# Data entries
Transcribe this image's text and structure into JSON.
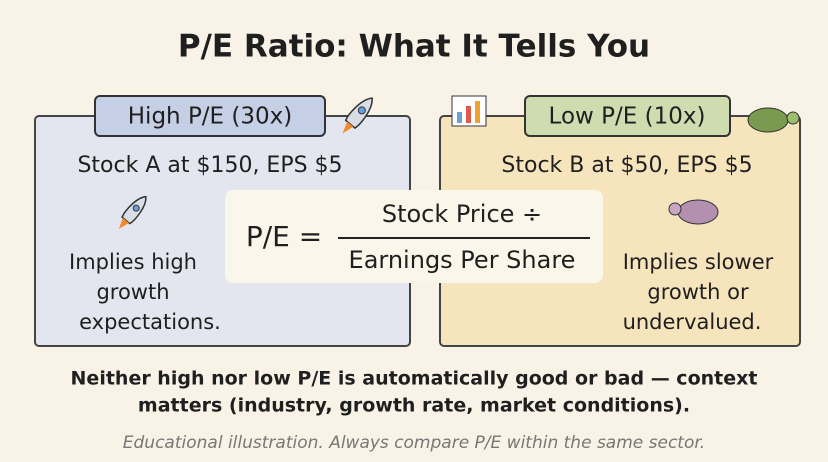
{
  "title": "P/E Ratio: What It Tells You",
  "panels": [
    {
      "label": "High P/E (30x)",
      "stock": "Stock A at $150, EPS $5",
      "implication": [
        "Implies high",
        "growth",
        "expectations."
      ]
    },
    {
      "label": "Low P/E (10x)",
      "stock": "Stock B at $50, EPS $5",
      "implication": [
        "Implies slower",
        "growth or",
        "undervalued."
      ]
    }
  ],
  "formula": {
    "lhs": "P/E =",
    "numerator": "Stock Price ÷",
    "denominator": "Earnings Per Share"
  },
  "note": [
    "Neither high nor low P/E is automatically good or bad — context",
    "matters (industry, growth rate, market conditions)."
  ],
  "footer": "Educational illustration. Always compare P/E within the same sector."
}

# Aim
From the listing above, print every entry precisely and drop the pictures.

# Task output
Transcribe this image's text and structure into JSON.
{
  "title": "P/E Ratio: What It Tells You",
  "panels": [
    {
      "label": "High P/E (30x)",
      "stock": "Stock A at $150, EPS $5",
      "implication": [
        "Implies high",
        "growth",
        "expectations."
      ]
    },
    {
      "label": "Low P/E (10x)",
      "stock": "Stock B at $50, EPS $5",
      "implication": [
        "Implies slower",
        "growth or",
        "undervalued."
      ]
    }
  ],
  "formula": {
    "lhs": "P/E =",
    "numerator": "Stock Price ÷",
    "denominator": "Earnings Per Share"
  },
  "note": [
    "Neither high nor low P/E is automatically good or bad — context",
    "matters (industry, growth rate, market conditions)."
  ],
  "footer": "Educational illustration. Always compare P/E within the same sector."
}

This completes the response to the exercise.